#### TASK TO CARRY OUT
Put the records from the line with "post-public-response-button[interactable]: Post a" up to and including the line with "star-icon — [195, 102, 227, 132]" into a numbered list, leaving out any blank lines.

## Begin

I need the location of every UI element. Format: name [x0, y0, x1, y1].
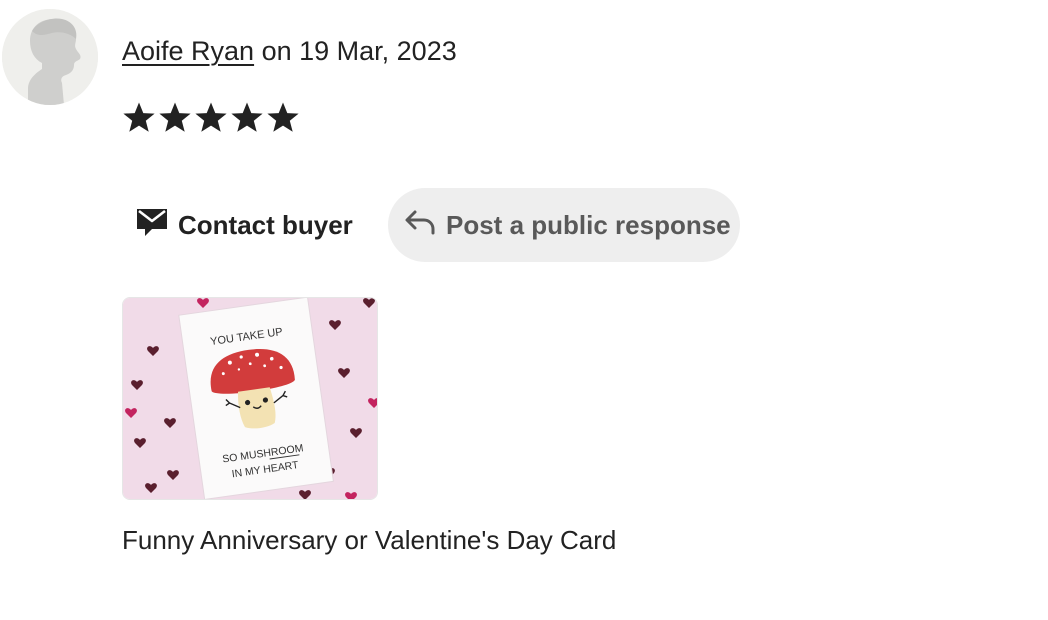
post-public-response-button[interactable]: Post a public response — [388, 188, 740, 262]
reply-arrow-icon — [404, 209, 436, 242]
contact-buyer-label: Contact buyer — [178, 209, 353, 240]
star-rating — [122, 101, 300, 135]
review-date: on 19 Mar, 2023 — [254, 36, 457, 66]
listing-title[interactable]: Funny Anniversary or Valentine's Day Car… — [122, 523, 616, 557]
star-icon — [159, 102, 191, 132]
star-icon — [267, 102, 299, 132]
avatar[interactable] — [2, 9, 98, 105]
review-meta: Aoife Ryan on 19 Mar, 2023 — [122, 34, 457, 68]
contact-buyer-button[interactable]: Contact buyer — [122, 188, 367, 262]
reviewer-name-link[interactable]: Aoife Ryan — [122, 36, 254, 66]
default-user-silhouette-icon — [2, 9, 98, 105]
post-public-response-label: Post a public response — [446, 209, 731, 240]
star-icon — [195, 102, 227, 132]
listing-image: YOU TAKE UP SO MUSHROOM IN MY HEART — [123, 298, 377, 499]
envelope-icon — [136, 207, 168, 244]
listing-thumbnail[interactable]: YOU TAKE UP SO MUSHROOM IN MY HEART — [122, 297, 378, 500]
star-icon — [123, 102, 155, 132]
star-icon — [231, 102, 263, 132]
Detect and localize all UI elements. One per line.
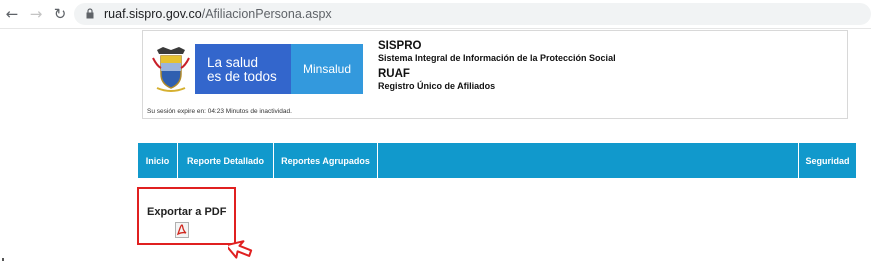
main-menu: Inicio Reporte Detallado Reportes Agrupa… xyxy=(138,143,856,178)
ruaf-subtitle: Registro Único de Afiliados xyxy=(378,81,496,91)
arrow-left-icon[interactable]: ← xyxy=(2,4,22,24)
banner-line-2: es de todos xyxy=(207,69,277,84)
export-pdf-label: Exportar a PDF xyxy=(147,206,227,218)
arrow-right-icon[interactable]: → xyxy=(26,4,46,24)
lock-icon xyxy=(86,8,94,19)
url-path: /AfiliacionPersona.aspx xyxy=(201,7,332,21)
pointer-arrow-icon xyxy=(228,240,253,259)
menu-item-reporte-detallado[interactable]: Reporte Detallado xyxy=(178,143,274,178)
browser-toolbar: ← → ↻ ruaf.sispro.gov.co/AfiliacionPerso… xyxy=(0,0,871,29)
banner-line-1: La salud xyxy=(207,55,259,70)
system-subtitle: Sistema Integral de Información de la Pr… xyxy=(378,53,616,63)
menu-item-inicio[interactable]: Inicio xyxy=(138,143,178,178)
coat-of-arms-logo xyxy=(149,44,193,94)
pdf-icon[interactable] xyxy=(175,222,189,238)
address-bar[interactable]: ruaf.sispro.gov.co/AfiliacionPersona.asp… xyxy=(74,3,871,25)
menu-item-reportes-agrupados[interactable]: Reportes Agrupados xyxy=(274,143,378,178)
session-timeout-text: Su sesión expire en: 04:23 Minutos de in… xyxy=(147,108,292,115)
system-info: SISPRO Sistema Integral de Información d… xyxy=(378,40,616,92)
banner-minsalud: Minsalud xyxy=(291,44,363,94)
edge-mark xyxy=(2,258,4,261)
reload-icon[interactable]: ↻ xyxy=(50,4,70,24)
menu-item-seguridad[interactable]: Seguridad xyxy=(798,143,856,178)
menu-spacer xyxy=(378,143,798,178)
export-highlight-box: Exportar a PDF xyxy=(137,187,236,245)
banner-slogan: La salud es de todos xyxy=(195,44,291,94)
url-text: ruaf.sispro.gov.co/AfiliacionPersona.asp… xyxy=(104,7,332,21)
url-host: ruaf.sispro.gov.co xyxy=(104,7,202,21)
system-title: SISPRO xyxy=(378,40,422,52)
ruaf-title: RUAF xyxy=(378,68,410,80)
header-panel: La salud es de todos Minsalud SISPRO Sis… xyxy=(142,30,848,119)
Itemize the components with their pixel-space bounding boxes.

## End
## Begin

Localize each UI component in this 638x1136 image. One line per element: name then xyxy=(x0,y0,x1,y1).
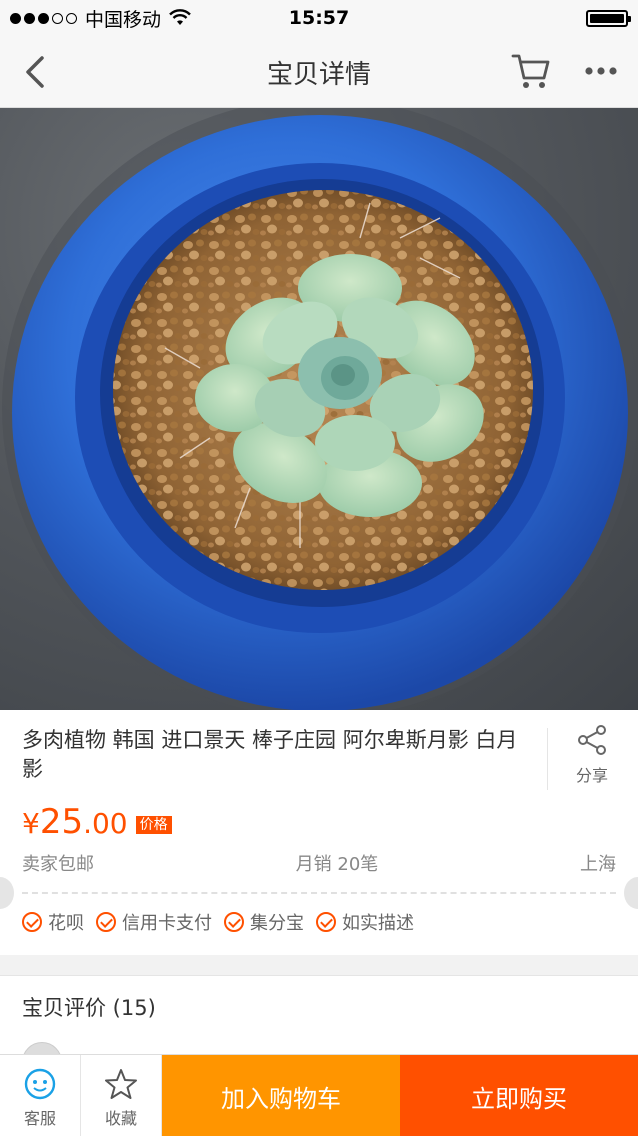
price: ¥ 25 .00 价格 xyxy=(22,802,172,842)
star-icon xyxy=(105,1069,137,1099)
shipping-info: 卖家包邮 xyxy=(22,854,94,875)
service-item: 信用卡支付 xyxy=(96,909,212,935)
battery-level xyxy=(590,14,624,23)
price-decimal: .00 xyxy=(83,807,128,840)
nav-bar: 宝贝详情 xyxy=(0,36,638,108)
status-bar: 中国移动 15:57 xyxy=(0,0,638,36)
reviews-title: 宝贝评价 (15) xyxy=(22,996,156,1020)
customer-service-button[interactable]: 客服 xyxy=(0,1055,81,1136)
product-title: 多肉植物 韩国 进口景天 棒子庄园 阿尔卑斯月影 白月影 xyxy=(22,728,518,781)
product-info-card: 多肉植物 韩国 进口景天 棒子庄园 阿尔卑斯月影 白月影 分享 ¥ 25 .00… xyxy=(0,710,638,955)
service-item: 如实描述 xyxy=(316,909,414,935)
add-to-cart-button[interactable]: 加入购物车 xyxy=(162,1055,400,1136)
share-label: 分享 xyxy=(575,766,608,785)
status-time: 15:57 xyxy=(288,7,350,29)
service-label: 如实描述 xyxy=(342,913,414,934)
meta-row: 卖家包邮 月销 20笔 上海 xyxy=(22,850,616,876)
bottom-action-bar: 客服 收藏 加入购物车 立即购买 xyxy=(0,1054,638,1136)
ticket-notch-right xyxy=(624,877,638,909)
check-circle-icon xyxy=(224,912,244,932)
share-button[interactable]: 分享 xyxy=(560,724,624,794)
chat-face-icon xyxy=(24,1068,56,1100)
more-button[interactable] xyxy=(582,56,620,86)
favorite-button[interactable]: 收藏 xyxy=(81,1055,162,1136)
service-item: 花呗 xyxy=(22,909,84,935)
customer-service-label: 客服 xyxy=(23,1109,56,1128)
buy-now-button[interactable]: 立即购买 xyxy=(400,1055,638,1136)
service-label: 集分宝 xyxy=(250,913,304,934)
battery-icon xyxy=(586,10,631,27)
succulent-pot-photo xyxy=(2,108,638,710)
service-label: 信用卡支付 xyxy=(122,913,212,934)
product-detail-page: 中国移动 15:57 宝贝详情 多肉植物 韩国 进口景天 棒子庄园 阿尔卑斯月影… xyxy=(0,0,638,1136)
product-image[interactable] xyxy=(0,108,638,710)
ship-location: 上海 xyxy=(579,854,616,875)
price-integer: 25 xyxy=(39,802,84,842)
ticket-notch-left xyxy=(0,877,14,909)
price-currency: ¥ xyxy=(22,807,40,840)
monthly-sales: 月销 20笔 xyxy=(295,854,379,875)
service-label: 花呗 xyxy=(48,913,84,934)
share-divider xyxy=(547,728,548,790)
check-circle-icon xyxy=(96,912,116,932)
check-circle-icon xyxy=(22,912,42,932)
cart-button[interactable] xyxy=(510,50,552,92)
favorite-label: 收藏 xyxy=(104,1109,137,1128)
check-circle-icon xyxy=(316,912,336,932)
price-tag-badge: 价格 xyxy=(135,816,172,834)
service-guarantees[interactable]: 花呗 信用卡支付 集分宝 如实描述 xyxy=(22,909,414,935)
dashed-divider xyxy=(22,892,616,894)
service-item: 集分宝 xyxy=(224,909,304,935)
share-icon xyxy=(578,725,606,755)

## End

#### SOLUTION
1. post-public-response-button[interactable]: Post a public response — [388, 188, 740, 262]
2. reply-arrow-icon — [404, 209, 436, 242]
3. contact-buyer-label: Contact buyer — [178, 209, 353, 240]
4. star-rating — [122, 101, 300, 135]
5. review-date: on 19 Mar, 2023 — [254, 36, 457, 66]
6. listing-title[interactable]: Funny Anniversary or Valentine's Day Car… — [122, 523, 616, 557]
7. star-icon — [159, 102, 191, 132]
8. star-icon — [267, 102, 299, 132]
9. avatar[interactable] — [2, 9, 98, 105]
10. review-meta: Aoife Ryan on 19 Mar, 2023 — [122, 34, 457, 68]
11. contact-buyer-button[interactable]: Contact buyer — [122, 188, 367, 262]
12. reviewer-name-link[interactable]: Aoife Ryan — [122, 36, 254, 66]
13. default-user-silhouette-icon — [2, 9, 98, 105]
14. post-public-response-label: Post a public response — [446, 209, 731, 240]
15. star-icon — [195, 102, 227, 132]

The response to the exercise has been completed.